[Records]
---------------

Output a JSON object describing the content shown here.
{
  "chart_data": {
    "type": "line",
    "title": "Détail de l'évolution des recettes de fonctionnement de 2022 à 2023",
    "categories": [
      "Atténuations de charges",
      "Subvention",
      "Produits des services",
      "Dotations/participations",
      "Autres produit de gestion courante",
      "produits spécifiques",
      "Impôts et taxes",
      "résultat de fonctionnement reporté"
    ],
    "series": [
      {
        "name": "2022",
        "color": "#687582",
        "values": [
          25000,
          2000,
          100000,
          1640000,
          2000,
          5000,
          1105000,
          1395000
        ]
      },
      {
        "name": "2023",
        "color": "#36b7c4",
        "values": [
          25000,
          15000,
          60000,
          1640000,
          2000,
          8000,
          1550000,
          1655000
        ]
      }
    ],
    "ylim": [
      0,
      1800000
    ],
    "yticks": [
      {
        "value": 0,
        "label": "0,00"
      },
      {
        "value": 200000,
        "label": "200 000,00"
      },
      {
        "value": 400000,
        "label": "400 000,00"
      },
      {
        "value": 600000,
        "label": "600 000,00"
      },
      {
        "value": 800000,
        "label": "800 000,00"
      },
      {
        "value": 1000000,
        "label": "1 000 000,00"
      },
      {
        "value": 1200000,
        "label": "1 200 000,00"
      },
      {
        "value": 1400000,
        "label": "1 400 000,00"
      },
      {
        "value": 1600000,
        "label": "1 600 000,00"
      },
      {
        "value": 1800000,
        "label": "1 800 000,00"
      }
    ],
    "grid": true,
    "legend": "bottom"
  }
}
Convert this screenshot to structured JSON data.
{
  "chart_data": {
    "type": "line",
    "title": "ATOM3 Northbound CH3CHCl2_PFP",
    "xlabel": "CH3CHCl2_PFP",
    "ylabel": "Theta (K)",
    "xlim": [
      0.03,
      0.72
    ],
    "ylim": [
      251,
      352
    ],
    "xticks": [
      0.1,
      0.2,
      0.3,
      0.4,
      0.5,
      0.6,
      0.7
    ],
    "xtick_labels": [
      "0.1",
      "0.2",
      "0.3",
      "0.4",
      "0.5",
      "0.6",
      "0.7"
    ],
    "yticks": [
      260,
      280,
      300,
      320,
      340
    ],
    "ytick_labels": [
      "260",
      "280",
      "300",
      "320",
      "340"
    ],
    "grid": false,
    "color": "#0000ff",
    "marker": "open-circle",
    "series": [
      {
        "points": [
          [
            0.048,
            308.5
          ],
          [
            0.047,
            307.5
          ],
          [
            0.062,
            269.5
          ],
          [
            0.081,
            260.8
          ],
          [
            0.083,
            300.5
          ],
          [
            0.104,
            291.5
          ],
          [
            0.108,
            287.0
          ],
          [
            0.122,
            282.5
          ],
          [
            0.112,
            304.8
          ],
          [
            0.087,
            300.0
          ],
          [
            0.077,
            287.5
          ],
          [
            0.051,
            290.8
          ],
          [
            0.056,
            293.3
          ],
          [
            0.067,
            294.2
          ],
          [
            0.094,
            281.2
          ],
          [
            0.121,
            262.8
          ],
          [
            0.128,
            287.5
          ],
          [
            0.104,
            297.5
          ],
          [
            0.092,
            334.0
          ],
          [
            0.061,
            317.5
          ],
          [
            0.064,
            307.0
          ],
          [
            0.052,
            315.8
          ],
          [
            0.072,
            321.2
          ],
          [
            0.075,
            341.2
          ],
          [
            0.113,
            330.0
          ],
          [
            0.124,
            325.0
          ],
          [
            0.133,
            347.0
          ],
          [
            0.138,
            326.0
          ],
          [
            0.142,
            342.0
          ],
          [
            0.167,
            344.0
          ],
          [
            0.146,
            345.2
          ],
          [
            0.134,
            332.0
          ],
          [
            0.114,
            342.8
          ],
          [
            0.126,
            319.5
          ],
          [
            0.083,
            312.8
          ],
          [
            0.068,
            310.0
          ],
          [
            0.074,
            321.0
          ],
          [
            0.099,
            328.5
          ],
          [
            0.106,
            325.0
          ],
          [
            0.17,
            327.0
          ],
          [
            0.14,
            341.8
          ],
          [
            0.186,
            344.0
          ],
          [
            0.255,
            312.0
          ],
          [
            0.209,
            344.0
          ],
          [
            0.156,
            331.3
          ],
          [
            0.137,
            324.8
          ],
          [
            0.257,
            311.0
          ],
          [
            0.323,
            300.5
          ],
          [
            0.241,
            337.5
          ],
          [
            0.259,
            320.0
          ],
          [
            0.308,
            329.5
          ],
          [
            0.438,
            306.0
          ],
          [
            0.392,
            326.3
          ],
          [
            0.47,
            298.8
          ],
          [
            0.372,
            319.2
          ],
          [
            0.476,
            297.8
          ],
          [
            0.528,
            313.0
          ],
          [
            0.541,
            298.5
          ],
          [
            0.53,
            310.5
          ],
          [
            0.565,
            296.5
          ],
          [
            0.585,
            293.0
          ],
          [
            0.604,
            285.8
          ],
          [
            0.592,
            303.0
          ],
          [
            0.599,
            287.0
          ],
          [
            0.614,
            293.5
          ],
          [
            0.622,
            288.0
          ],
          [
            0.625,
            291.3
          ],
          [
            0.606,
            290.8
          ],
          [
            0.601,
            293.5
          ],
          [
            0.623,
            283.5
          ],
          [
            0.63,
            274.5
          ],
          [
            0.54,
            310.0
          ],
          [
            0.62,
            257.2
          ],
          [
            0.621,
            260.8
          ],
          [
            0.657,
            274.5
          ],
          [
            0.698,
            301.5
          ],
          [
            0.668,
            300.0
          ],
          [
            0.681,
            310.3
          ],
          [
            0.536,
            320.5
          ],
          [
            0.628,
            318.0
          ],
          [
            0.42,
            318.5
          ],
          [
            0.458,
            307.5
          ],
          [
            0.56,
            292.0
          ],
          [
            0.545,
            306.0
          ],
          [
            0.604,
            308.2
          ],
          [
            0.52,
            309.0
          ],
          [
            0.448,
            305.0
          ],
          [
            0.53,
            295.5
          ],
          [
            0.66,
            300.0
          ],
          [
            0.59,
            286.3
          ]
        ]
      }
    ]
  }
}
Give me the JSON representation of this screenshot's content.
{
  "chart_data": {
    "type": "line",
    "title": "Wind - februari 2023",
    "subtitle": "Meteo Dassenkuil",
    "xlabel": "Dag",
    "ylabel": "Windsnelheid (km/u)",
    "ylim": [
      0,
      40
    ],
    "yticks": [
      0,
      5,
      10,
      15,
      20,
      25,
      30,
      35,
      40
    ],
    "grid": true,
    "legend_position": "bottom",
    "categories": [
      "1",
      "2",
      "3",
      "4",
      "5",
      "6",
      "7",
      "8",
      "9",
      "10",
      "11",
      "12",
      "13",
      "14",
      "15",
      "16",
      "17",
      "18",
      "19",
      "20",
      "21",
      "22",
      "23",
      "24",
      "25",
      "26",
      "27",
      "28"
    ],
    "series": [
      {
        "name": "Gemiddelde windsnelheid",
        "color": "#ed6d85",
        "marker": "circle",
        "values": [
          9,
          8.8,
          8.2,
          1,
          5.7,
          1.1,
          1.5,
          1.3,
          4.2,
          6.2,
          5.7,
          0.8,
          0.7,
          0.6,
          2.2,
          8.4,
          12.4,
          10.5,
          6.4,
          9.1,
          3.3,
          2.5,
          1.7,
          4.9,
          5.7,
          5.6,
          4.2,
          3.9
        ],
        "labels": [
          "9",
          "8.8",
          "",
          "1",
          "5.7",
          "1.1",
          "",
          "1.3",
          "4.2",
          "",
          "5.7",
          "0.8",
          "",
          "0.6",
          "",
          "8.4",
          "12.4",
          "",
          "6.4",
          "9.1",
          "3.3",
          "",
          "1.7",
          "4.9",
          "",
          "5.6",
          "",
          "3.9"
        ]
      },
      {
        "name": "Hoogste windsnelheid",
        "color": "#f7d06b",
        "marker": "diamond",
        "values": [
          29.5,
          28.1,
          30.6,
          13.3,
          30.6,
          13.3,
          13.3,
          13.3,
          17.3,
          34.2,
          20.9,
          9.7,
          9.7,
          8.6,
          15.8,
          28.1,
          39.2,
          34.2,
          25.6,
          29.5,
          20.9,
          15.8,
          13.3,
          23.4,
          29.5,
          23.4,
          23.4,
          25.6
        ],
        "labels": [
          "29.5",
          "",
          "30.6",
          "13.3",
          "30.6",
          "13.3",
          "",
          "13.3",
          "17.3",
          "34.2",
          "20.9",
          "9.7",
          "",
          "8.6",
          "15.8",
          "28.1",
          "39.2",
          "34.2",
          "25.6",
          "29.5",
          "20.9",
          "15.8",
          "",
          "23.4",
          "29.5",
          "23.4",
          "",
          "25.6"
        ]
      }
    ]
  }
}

---------------

List the lines of the material in which the word "bottom" occurs.

_Exercise answer:_
    "legend": "bottom"
    "legend_position": "bottom",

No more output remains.